*Source text*

____________________

India is endowed with the largest livestock population in the world. It accounts for about 57.7 per cent of the world’s buffalo population and 16.5 per cent of the cattle population. Indian dairy industry is the major contributor to the country's economy surpassing rice in amount.
The Government of India had promulgated the Milk and Milk Product Order (MMPO) 1992 under the provisions of Essential Commodities Act, 1955 consequent to de-licensing of Dairy Sector in 1991. As per the provisions of this order, any person/dairy plant handling more than 10,000 liters per day of milk or 500 MT of milk solids per annum needs to be registered with the Registering Authority appointed by Central Government. The objective of the order is to maintain and increase the supply of liquid milk of desired quality in the interest of the general public and also for regulating the production, processing and distribution of milk and milk products.
Recognizing the necessity suitable amendments in Milk and Milk Product Order-1992 for faster pace of growth in dairy sector, Government of India has amended milk and milk product order-92 from time to time in order to make it more liberal and oriented to facilitate the dairy entrepreneurs. The Government of India has notified the last amendment proposals in the official Gazette on 26/3/02. Now there is no restriction on setting up of new milk processing, while noting that the requirement of registration is for enforcing the prescribed Sanitary, Hygienic Conditions and Quality and Food Safety Measures as specified in the 5th Schedule of MMPO-1992. With the introduction of Food Safety and Standards (licensing and Registration of Food Business) Regulations, 2011 with effect from 05 August 2011, all the food processing units including the Dairy processing units comes under the purview of the act.
Even though India is the highest milk producing country, productivity per animal is very poor. The organized dairy sector (both cooperatives and private) is presently handling only 24-28 percent of total milk production in the country. Thus leaving a wide scope for enhancing the procurement, processing of milk and manufacture of milk products for domestic consumption as well as exports. The quality of milk collected is also poor which is acting as the main deterring factor in preparation/marketing of different value added products. Even today many parts of the country are not covered with organized milk procurement and at times the milk is procured only once a day. Having made significant strides in production and processing, it is the time to upgrade the quality of milk by increasing the efficiency of procurement as well as the testing of milk for quality. In India the milk pricing is based on the fat percentage and to some extent Solid Not Fat (SNF) in milk. The determination of fat is based on the butyrometer method which is one of the oldest technology adopted by the Milk Collection Centres/Milk Cooperative Societies. Since 1980's many of the societies have been using Milk o testers for testing the fat percentage in milk as this is a rapid method compared to former one. Of late Milk Collection Centres/Cooperative Societies are installing Automatic Milk Collection Stations (AMCUs) (PC based milk collection stations, smart automatic milk collection stations and automatic milk collection stations) which measure the weight of milk, fat contents and gives a print out of payment slip to farmers in each shift. The systems also facilitates storing 10 days/monthly/yearly data and printing of cumulative summary of shift as and when needed. The state of art equipment is able to perform 120 to 150 operations in an hour. The milk analyser replaced the milk o testers.

____________________

*Data excerpt*

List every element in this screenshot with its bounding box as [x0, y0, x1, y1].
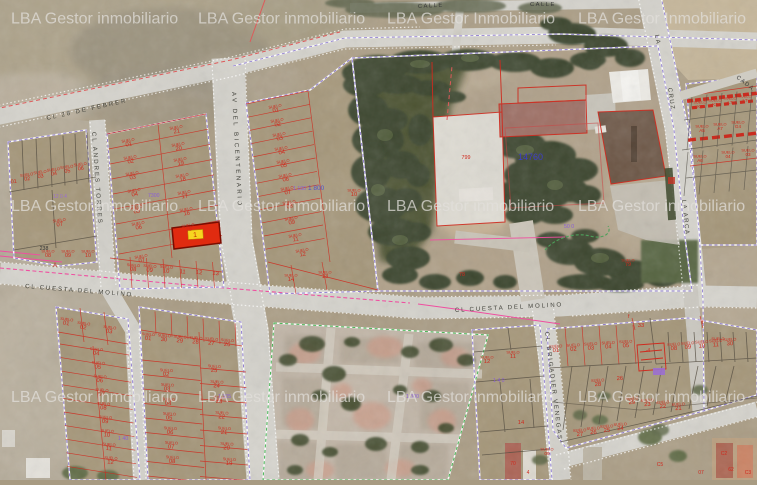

____________________

*Written exercise 1*
According to the passage on India's dairy sector, why have many societies used Milk o testers since the 1980s? Answer in one to three sentences.
*Written exercise 2*
Check each statement against the passage on India's dairy sector. For each, answer yes or no and quote the words that decide it.
(a) The organized dairy sector handles more than half of India's total milk production.
(b) Under the MMPO, a dairy plant handling more than 10,000 liters of milk per day must be registered.
(c) Automatic milk collection stations give farmers a printed payment slip in each shift.
The data above come from a separate source.

*Answer 1*
Many societies have used Milk o testers to test the fat percentage in milk because they are a rapid method compared with the older butyrometer method.

*Answer 2*
(a) No: "handling only 24-28 percent of total milk production in the country"
(b) Yes: "any person/dairy plant handling more than 10,000 liters per day of milk or 500 MT of milk solids per annum needs to be registered"
(c) Yes: "gives a print out of payment slip to farmers in each shift"